Al crescente interesse per la vita extraterrestre ha fatto seguito una quantità sempre più grande di numeri, dati e statistiche, sulla base della convinzione (errata) che il numero è sicuro, mentre la parola è ambigua. A tal proposito Camille M. Carlisle, nell’articolo "La corsa per trovare terre aliene" (pubblicato su "Le Stelle" di marzo 2009) tratta della necessità di tenere sotto osservazione stelle circondate da dischi abbastanza massicci. Ciò in quanto da quei dischi potrebbero formarsi pianeti di tipo terrestre, e su questi potrebbe svilupparsi la vita.

In particolare Carlisle, riportando il pensiero di Geoff Marcy (noto cacciatore di esopianeti dell’Università della California a Berkeley), scrive:
"Altre osservazioni di stelle giovani mostrano però che "circa l'80% ha dischi sufficientemente massicci da formare pianeti di tipo terrestre", afferma Marcy. "È quindi probabile - conclude - che l’80% di tutte le stelle abbia pianeti rocciosi".

Questa affermazione induce il lettore a pensare che è cosa ragionevole e razionale credere all’esistenza di altri mondi abitati. In realtà oggi troppe persone usano il termine "probabilità" in maniera azzardata se non addirittura fuorviante.

Se osserviamo 100 stelle e scopriamo che 80 di esse sono circondate da dischi massicci, possiamo soltanto affermare che, rispetto alla variabile "disco intorno alla stella" (che ha 2 modalità: "disco massiccio" e "disco non massiccio"):

  • la frequenza assoluta delle stelle con disco massiccio è 80; la frequenza relativa è 0,8 (= 80/100); la frequenza percentuale è 80% (= 0,8x100);
  • la frequenza assoluta delle stelle con disco non massiccio è 20; la frequenza relativa è 0,2 (= 20/100); la frequenza percentuale è 20% (= 0,2x100).

[Elenchi di elementi annotati]
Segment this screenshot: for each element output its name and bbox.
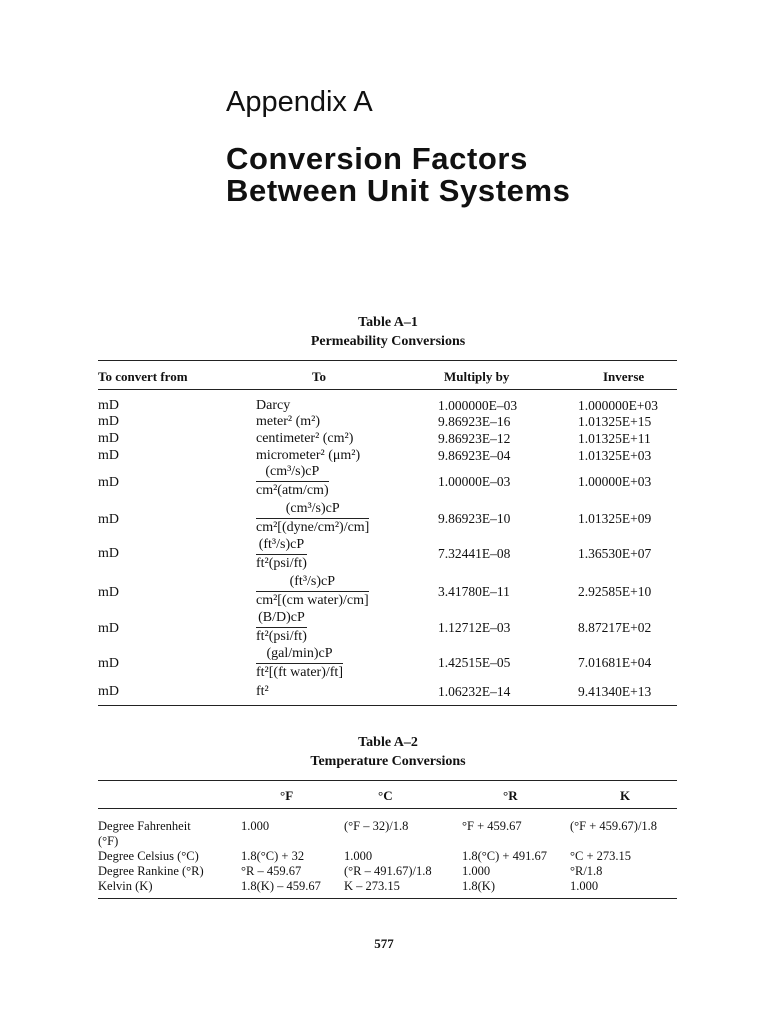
row-multiply: 9.86923E–16 <box>438 414 511 429</box>
row-from: mD <box>98 621 119 636</box>
fraction-denominator: ft²[(ft water)/ft] <box>256 665 343 680</box>
row-inverse: 7.01681E+04 <box>578 655 652 670</box>
row-multiply: 7.32441E–08 <box>438 546 511 561</box>
row-c: 1.000 <box>344 849 373 863</box>
row-f: °R – 459.67 <box>241 864 302 878</box>
row-to: micrometer² (μm²) <box>256 448 361 463</box>
row-from: mD <box>98 684 119 699</box>
row-inverse: 1.01325E+09 <box>578 511 652 526</box>
row-label: Degree Fahrenheit <box>98 819 191 833</box>
row-to: meter² (m²) <box>256 414 320 429</box>
row-inverse: 1.36530E+07 <box>578 546 652 561</box>
row-inverse: 9.41340E+13 <box>578 684 652 699</box>
table1-top-rule <box>98 360 677 361</box>
row-to-fraction <box>256 537 307 572</box>
chapter-title <box>226 143 571 207</box>
table1-number: Table A–1 <box>358 315 418 330</box>
row-to-fraction <box>256 464 329 499</box>
table1-caption: Permeability Conversions <box>310 334 466 349</box>
row-to: Darcy <box>256 398 291 413</box>
table2-header-k: K <box>620 788 631 803</box>
table2-top-rule <box>98 780 677 781</box>
row-from: mD <box>98 431 119 446</box>
fraction-numerator: (ft³/s)cP <box>256 537 307 555</box>
table2-header-r: °R <box>503 788 518 803</box>
row-to: ft² <box>256 684 269 699</box>
row-to-fraction <box>256 646 343 681</box>
fraction-denominator: cm²[(cm water)/cm] <box>256 593 369 608</box>
row-from: mD <box>98 448 119 463</box>
row-inverse: 1.01325E+15 <box>578 414 652 429</box>
row-k: 1.000 <box>570 879 599 893</box>
row-inverse: 2.92585E+10 <box>578 584 652 599</box>
row-c: K – 273.15 <box>344 879 400 893</box>
row-inverse: 1.01325E+03 <box>578 448 652 463</box>
fraction-denominator: ft²(psi/ft) <box>256 556 307 571</box>
row-to-fraction <box>256 501 369 536</box>
row-k: °C + 273.15 <box>570 849 632 863</box>
row-from: mD <box>98 475 119 490</box>
table1-header-inverse: Inverse <box>603 369 645 384</box>
row-from: mD <box>98 398 119 413</box>
row-r: 1.8(K) <box>462 879 495 893</box>
row-c: (°R – 491.67)/1.8 <box>344 864 432 878</box>
row-multiply: 3.41780E–11 <box>438 584 510 599</box>
row-multiply: 1.06232E–14 <box>438 684 511 699</box>
row-to-fraction <box>256 610 307 645</box>
page-number: 577 <box>374 936 394 951</box>
fraction-denominator: ft²(psi/ft) <box>256 629 307 644</box>
row-f: 1.8(K) – 459.67 <box>241 879 321 893</box>
title-line-1: Conversion Factors <box>226 141 528 176</box>
row-from: mD <box>98 656 119 671</box>
row-from: mD <box>98 546 119 561</box>
row-r: °F + 459.67 <box>462 819 522 833</box>
row-to-fraction <box>256 574 369 609</box>
row-c: (°F – 32)/1.8 <box>344 819 409 833</box>
table2-header-f: °F <box>280 788 294 803</box>
row-multiply: 1.42515E–05 <box>438 655 511 670</box>
table1-header-to: To <box>312 369 326 384</box>
row-r: 1.8(°C) + 491.67 <box>462 849 547 863</box>
row-from: mD <box>98 414 119 429</box>
row-multiply: 1.000000E–03 <box>438 398 518 413</box>
fraction-numerator: (gal/min)cP <box>256 646 343 664</box>
row-inverse: 1.00000E+03 <box>578 474 652 489</box>
table2-bottom-rule <box>98 898 677 899</box>
row-inverse: 1.01325E+11 <box>578 431 651 446</box>
row-label-continued: (°F) <box>98 834 119 848</box>
table1-header-rule <box>98 389 677 390</box>
row-r: 1.000 <box>462 864 491 878</box>
fraction-numerator: (cm³/s)cP <box>256 464 329 482</box>
fraction-denominator: cm²(atm/cm) <box>256 483 329 498</box>
row-label: Degree Rankine (°R) <box>98 864 204 878</box>
table2-number: Table A–2 <box>358 735 418 750</box>
fraction-numerator: (cm³/s)cP <box>256 501 369 519</box>
row-f: 1.8(°C) + 32 <box>241 849 305 863</box>
row-from: mD <box>98 512 119 527</box>
row-multiply: 9.86923E–12 <box>438 431 511 446</box>
row-k: (°F + 459.67)/1.8 <box>570 819 658 833</box>
appendix-label: Appendix A <box>226 86 373 118</box>
table2-caption: Temperature Conversions <box>310 754 466 769</box>
table2-header-rule <box>98 808 677 809</box>
row-f: 1.000 <box>241 819 270 833</box>
row-k: °R/1.8 <box>570 864 603 878</box>
row-label: Degree Celsius (°C) <box>98 849 199 863</box>
row-inverse: 8.87217E+02 <box>578 620 652 635</box>
row-to: centimeter² (cm²) <box>256 431 354 446</box>
row-multiply: 1.12712E–03 <box>438 620 511 635</box>
row-inverse: 1.000000E+03 <box>578 398 658 413</box>
table2-header-c: °C <box>378 788 393 803</box>
table1-header-from: To convert from <box>98 369 188 384</box>
row-multiply: 9.86923E–10 <box>438 511 511 526</box>
table1-bottom-rule <box>98 705 677 706</box>
fraction-numerator: (B/D)cP <box>256 610 307 628</box>
title-line-2: Between Unit Systems <box>226 173 571 208</box>
fraction-denominator: cm²[(dyne/cm²)/cm] <box>256 520 370 535</box>
row-multiply: 9.86923E–04 <box>438 448 511 463</box>
row-label: Kelvin (K) <box>98 879 153 893</box>
table1-header-multiply: Multiply by <box>444 369 510 384</box>
row-from: mD <box>98 585 119 600</box>
fraction-numerator: (ft³/s)cP <box>256 574 369 592</box>
row-multiply: 1.00000E–03 <box>438 474 511 489</box>
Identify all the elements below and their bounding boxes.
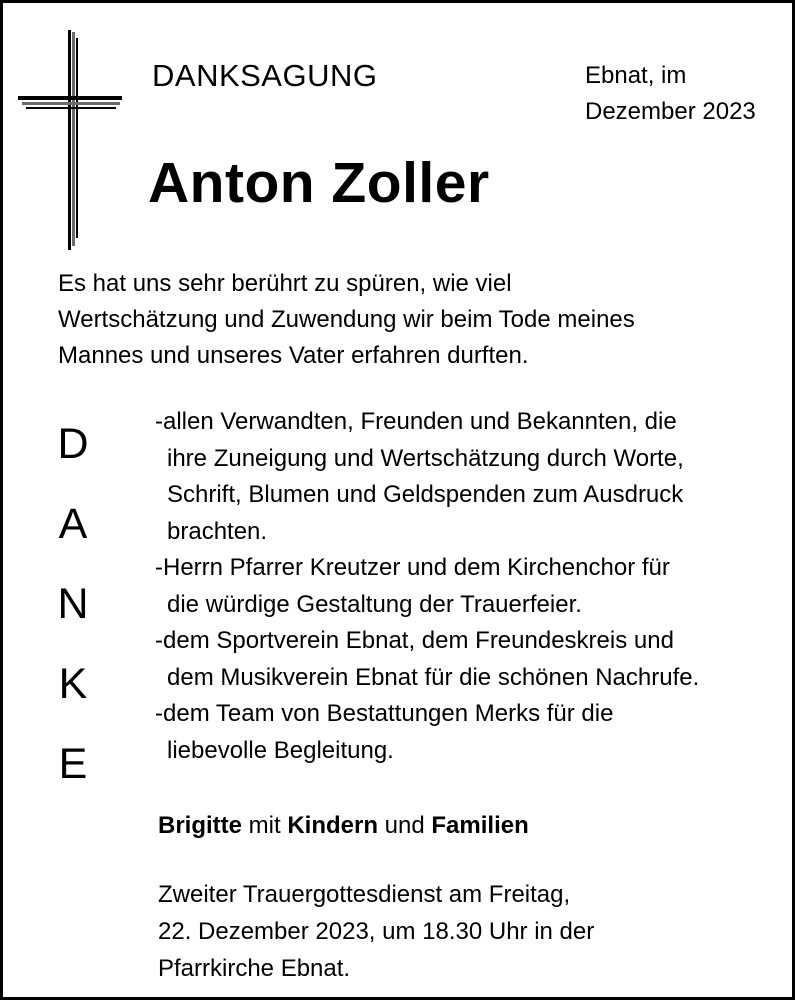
thanks-line: -dem Team von Bestattungen Merks für die	[155, 700, 614, 727]
service-line: 22. Dezember 2023, um 18.30 Uhr in der	[158, 918, 595, 945]
danke-letter: A	[58, 500, 88, 548]
danke-letter: D	[57, 420, 89, 468]
intro-paragraph	[58, 266, 635, 374]
place-date	[585, 58, 756, 130]
service-notice	[158, 876, 594, 987]
thanks-line: die würdige Gestaltung der Trauerfeier.	[167, 590, 582, 618]
thanks-line: liebevolle Begleitung.	[167, 736, 394, 764]
thanks-line: -dem Sportverein Ebnat, dem Freundeskreis und	[155, 627, 674, 654]
danke-letter: K	[58, 660, 88, 708]
thanks-line: brachten.	[167, 517, 268, 545]
cross-icon	[18, 30, 122, 250]
danke-letter: N	[57, 580, 89, 628]
date-text: Dezember 2023	[585, 98, 756, 125]
thanks-list	[155, 404, 699, 769]
deceased-name: Anton Zoller	[148, 151, 490, 215]
family-separator: und	[378, 812, 432, 839]
service-line: Zweiter Trauergottesdienst am Freitag,	[158, 881, 571, 908]
service-line: Pfarrkirche Ebnat.	[158, 955, 351, 982]
intro-line: Es hat uns sehr berührt zu spüren, wie viel	[58, 270, 512, 297]
family-separator: mit	[242, 812, 288, 839]
thanks-line: -allen Verwandten, Freunden und Bekannten, die	[155, 408, 677, 435]
family-name-brigitte: Brigitte	[158, 812, 242, 839]
family-name-familien: Familien	[431, 812, 529, 839]
place-text: Ebnat, im	[585, 62, 687, 89]
thanks-line: dem Musikverein Ebnat für die schönen Nachrufe.	[167, 663, 700, 691]
thanks-line: Schrift, Blumen und Geldspenden zum Ausdruck	[167, 481, 684, 508]
thanks-line: ihre Zuneigung und Wertschätzung durch Worte,	[167, 444, 684, 472]
danke-vertical-word	[48, 404, 98, 804]
intro-line: Wertschätzung und Zuwendung wir beim Tode meines	[58, 306, 635, 333]
family-signature	[158, 812, 529, 840]
family-name-kindern: Kindern	[287, 812, 378, 839]
danke-letter: E	[58, 740, 88, 788]
heading-danksagung: DANKSAGUNG	[152, 58, 378, 93]
thanks-line: -Herrn Pfarrer Kreutzer und dem Kirchenchor für	[155, 554, 670, 581]
intro-line: Mannes und unseres Vater erfahren durften.	[58, 342, 529, 369]
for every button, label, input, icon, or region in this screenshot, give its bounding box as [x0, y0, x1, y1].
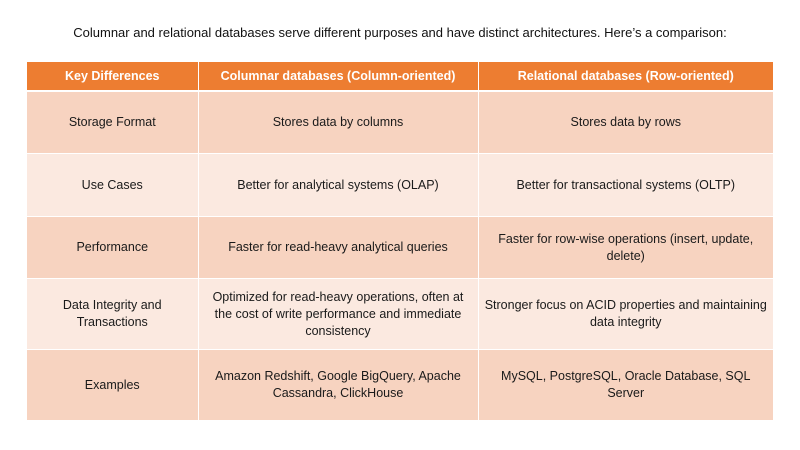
row-relational: MySQL, PostgreSQL, Oracle Database, SQL Server [478, 350, 773, 421]
header-columnar-databases: Columnar databases (Column-oriented) [198, 62, 478, 91]
row-aspect: Performance [27, 217, 198, 279]
table-row [27, 350, 773, 421]
header-key-differences: Key Differences [27, 62, 198, 91]
row-aspect: Data Integrity and Transactions [27, 279, 198, 350]
row-aspect: Use Cases [27, 154, 198, 217]
row-relational: Stores data by rows [478, 91, 773, 154]
table-row [27, 217, 773, 279]
row-columnar: Stores data by columns [198, 91, 478, 154]
row-aspect: Storage Format [27, 91, 198, 154]
row-relational: Better for transactional systems (OLTP) [478, 154, 773, 217]
row-aspect: Examples [27, 350, 198, 421]
table-header-row [27, 62, 773, 91]
row-columnar: Amazon Redshift, Google BigQuery, Apache Cassandra, ClickHouse [198, 350, 478, 421]
table-row [27, 91, 773, 154]
table-row [27, 279, 773, 350]
header-relational-databases: Relational databases (Row-oriented) [478, 62, 773, 91]
row-columnar: Better for analytical systems (OLAP) [198, 154, 478, 217]
row-columnar: Faster for read-heavy analytical queries [198, 217, 478, 279]
intro-text: Columnar and relational databases serve different purposes and have distinct architectures. Here’s a comparison: [73, 25, 727, 40]
row-columnar: Optimized for read-heavy operations, often at the cost of write performance and immediate consistency [198, 279, 478, 350]
row-relational: Stronger focus on ACID properties and maintaining data integrity [478, 279, 773, 350]
row-relational: Faster for row-wise operations (insert, update, delete) [478, 217, 773, 279]
table-row [27, 154, 773, 217]
comparison-table [27, 62, 773, 421]
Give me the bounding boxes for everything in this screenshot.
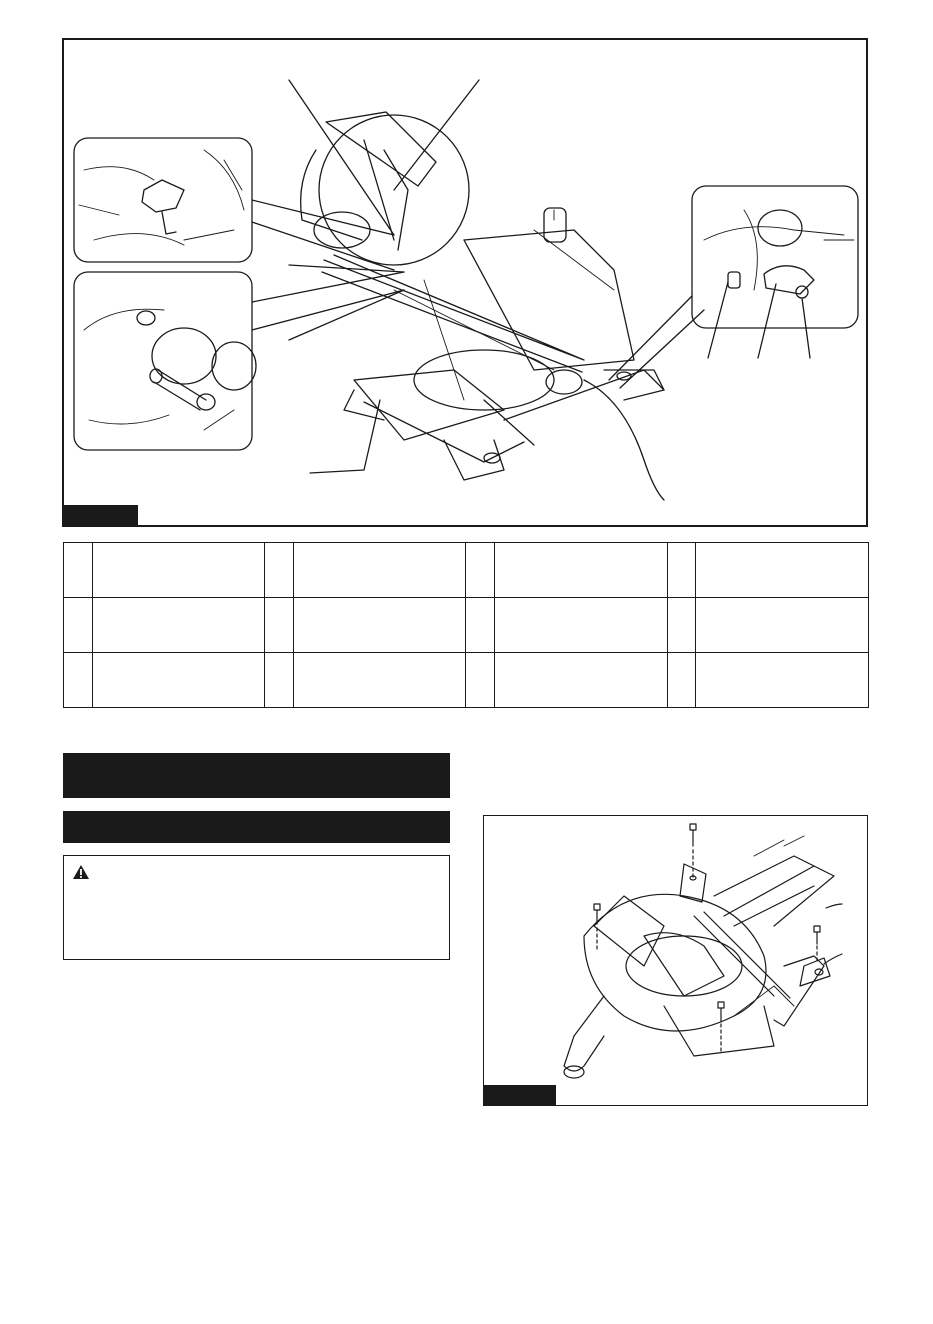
figure-label [484,1085,556,1105]
part-name [495,598,668,653]
part-number [667,598,696,653]
section-subtitle [63,811,450,843]
part-number [466,543,495,598]
part-name [495,653,668,708]
part-name [293,598,466,653]
part-name [92,653,265,708]
clamp-lever [764,266,814,294]
inset-clamp-knob [692,186,858,328]
section-title [63,753,450,798]
part-name [495,543,668,598]
lever-part [142,180,184,212]
part-name [293,653,466,708]
part-number [667,653,696,708]
part-number [64,543,93,598]
miter-saw-illustration [64,40,870,529]
part-number [466,598,495,653]
parts-legend-table [63,542,869,708]
table-row [64,653,869,708]
part-name [92,543,265,598]
table-row [64,598,869,653]
bolt-icon [690,824,696,880]
part-number [265,653,294,708]
inset-stop-pin [74,272,252,450]
part-number [64,598,93,653]
table-row [64,543,869,598]
part-name [92,598,265,653]
figure-1 [62,38,868,527]
part-name [293,543,466,598]
part-number [466,653,495,708]
part-name [696,598,869,653]
warning-box [63,855,450,960]
part-number [64,653,93,708]
part-number [265,598,294,653]
part-number [265,543,294,598]
part-name [696,543,869,598]
figure-2 [483,815,868,1106]
blade-guard [464,230,634,370]
bench-mounting-illustration [484,816,869,1107]
warning-triangle-icon [72,864,90,885]
part-name [696,653,869,708]
bolt-icon [718,1002,724,1054]
inset-lock-lever [74,138,252,262]
figure-label [64,505,138,525]
part-number [667,543,696,598]
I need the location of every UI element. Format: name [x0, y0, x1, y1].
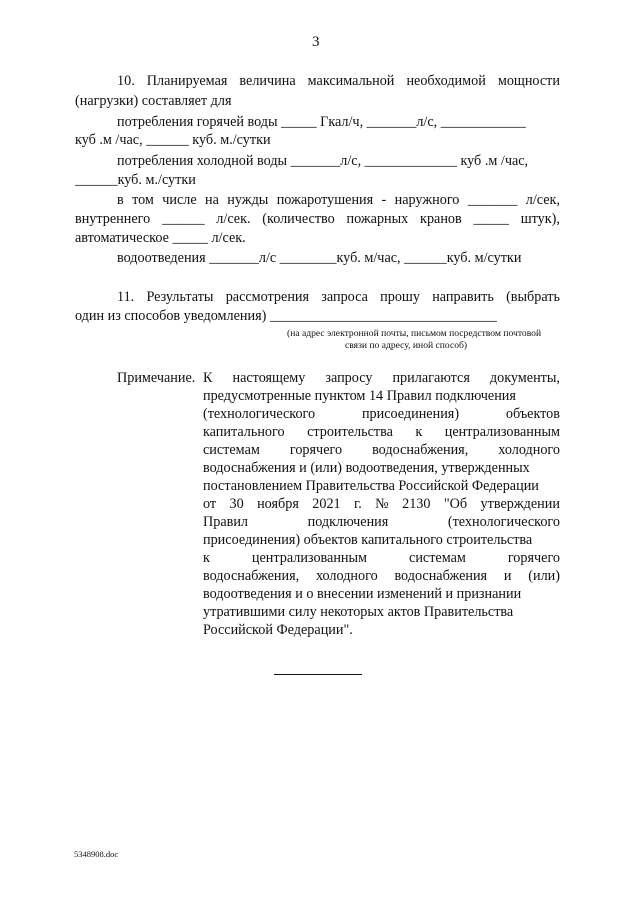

# Consegna:
Elenca i tipi di frequenza che il testo calcola per le stelle con disco massiccio, ciascuno con il valore indicato.

# Risposta:
- Frequenza assoluta: 80
- Frequenza relativa: 0,8
- Frequenza percentuale: 80%